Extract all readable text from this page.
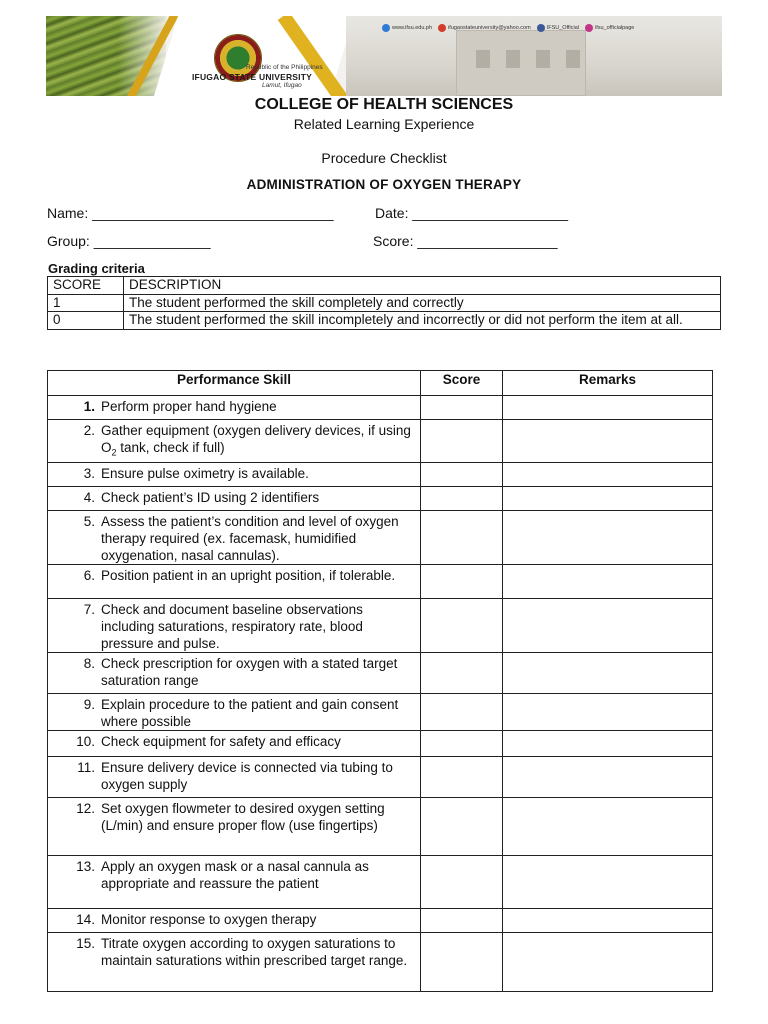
Republic of the Philippines
IFUGAO STATE UNIVERSITY
Lamut, Ifugao
www.ifsu.edu.ph	ifugaostateuniversity@yahoo.com	IFSU_Official	ifsu_officialpage
COLLEGE OF HEALTH SCIENCES
Related Learning Experience
Procedure Checklist
ADMINISTRATION OF OXYGEN THERAPY
Name: _______________________________	Date: ____________________
Group: _______________	Score: __________________
Grading criteria
SCORE	DESCRIPTION
1	The student performed the skill completely and correctly
0	The student performed the skill incompletely and incorrectly or did not perform the item at all.
Performance Skill	Score	Remarks

1. Perform proper hand hygiene		

2. Gather equipment (oxygen delivery devices, if using $O_2$ tank, check if full)		

3. Ensure pulse oximetry is available.		

4. Check patient’s ID using 2 identifiers		

5. Assess the patient’s condition and level of oxygen therapy required (ex. facemask, humidified oxygenation, nasal cannulas).		

6. Position patient in an upright position, if tolerable.		

7. Check and document baseline observations including saturations, respiratory rate, blood pressure and pulse.		

8. Check prescription for oxygen with a stated target saturation range		

9. Explain procedure to the patient and gain consent where possible		

10. Check equipment for safety and efficacy		

11. Ensure delivery device is connected via tubing to oxygen supply		

12. Set oxygen flowmeter to desired oxygen setting (L/min) and ensure proper flow (use fingertips)		

13. Apply an oxygen mask or a nasal cannula as appropriate and reassure the patient		

14. Monitor response to oxygen therapy		

15. Titrate oxygen according to oxygen saturations to maintain saturations within prescribed target range.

- _What is required_
Extract the full listing exactly, with the pictures left out.

- _Task result_
Extract all readable text from this page.
Republic of the Philippines
IFUGAO STATE UNIVERSITY
Lamut, Ifugao
www.ifsu.edu.ph	ifugaostateuniversity@yahoo.com	IFSU_Official	ifsu_officialpage
COLLEGE OF HEALTH SCIENCES
Related Learning Experience
Procedure Checklist
ADMINISTRATION OF OXYGEN THERAPY
Name: _______________________________	Date: ____________________
Group: _______________	Score: __________________
Grading criteria
SCORE	DESCRIPTION
1	The student performed the skill completely and correctly
0	The student performed the skill incompletely and incorrectly or did not perform the item at all.
Performance Skill	Score	Remarks

1. Perform proper hand hygiene		

2. Gather equipment (oxygen delivery devices, if using $O_2$ tank, check if full)		

3. Ensure pulse oximetry is available.		

4. Check patient’s ID using 2 identifiers		

5. Assess the patient’s condition and level of oxygen therapy required (ex. facemask, humidified oxygenation, nasal cannulas).		

6. Position patient in an upright position, if tolerable.		

7. Check and document baseline observations including saturations, respiratory rate, blood pressure and pulse.		

8. Check prescription for oxygen with a stated target saturation range		

9. Explain procedure to the patient and gain consent where possible		

10. Check equipment for safety and efficacy		

11. Ensure delivery device is connected via tubing to oxygen supply		

12. Set oxygen flowmeter to desired oxygen setting (L/min) and ensure proper flow (use fingertips)		

13. Apply an oxygen mask or a nasal cannula as appropriate and reassure the patient		

14. Monitor response to oxygen therapy		

15. Titrate oxygen according to oxygen saturations to maintain saturations within prescribed target range.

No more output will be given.